> [Your instructions] Reproduce every line of the data below verbatim, keeping the original order and wording.

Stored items
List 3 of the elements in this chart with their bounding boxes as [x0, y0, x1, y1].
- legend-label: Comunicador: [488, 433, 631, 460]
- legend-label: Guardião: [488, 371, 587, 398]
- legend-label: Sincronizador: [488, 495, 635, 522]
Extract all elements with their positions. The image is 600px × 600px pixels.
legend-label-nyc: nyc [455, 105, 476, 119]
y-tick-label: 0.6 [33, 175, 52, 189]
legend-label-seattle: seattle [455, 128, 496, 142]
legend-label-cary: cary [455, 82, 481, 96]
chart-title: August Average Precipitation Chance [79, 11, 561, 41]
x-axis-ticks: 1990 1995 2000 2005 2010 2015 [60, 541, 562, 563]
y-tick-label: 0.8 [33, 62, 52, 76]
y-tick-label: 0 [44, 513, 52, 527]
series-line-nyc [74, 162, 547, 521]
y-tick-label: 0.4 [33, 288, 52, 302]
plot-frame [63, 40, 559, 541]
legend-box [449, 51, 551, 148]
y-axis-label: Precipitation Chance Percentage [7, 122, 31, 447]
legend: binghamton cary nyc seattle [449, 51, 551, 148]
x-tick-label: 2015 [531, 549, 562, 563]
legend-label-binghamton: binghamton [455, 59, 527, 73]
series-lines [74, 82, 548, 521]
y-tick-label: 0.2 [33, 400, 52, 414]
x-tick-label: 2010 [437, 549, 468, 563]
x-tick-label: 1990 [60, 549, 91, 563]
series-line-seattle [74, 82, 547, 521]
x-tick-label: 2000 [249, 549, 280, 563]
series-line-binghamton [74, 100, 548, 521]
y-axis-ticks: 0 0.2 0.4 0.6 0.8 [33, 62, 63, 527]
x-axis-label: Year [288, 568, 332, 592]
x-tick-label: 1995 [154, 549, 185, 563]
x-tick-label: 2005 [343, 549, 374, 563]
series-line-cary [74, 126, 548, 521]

> [Result for this exercise]
List 3 of the elements in this chart with their bounding boxes as [x0, y0, x1, y1].
- legend-label: Comunicador: [488, 433, 631, 460]
- legend-label: Guardião: [488, 371, 587, 398]
- legend-label: Sincronizador: [488, 495, 635, 522]
Extract all elements with their positions. The image is 600px × 600px pixels.
legend-label-nyc: nyc [455, 105, 476, 119]
y-tick-label: 0.6 [33, 175, 52, 189]
legend-label-seattle: seattle [455, 128, 496, 142]
legend-label-cary: cary [455, 82, 481, 96]
chart-title: August Average Precipitation Chance [79, 11, 561, 41]
x-axis-ticks: 1990 1995 2000 2005 2010 2015 [60, 541, 562, 563]
y-tick-label: 0.8 [33, 62, 52, 76]
y-tick-label: 0 [44, 513, 52, 527]
series-line-nyc [74, 162, 547, 521]
y-tick-label: 0.4 [33, 288, 52, 302]
plot-frame [63, 40, 559, 541]
legend-box [449, 51, 551, 148]
y-axis-label: Precipitation Chance Percentage [7, 122, 31, 447]
legend: binghamton cary nyc seattle [449, 51, 551, 148]
x-tick-label: 2015 [531, 549, 562, 563]
legend-label-binghamton: binghamton [455, 59, 527, 73]
series-lines [74, 82, 548, 521]
y-tick-label: 0.2 [33, 400, 52, 414]
x-tick-label: 2010 [437, 549, 468, 563]
x-tick-label: 1990 [60, 549, 91, 563]
series-line-seattle [74, 82, 547, 521]
x-tick-label: 2000 [249, 549, 280, 563]
series-line-binghamton [74, 100, 548, 521]
y-axis-ticks: 0 0.2 0.4 0.6 0.8 [33, 62, 63, 527]
x-axis-label: Year [288, 568, 332, 592]
x-tick-label: 1995 [154, 549, 185, 563]
x-tick-label: 2005 [343, 549, 374, 563]
series-line-cary [74, 126, 548, 521]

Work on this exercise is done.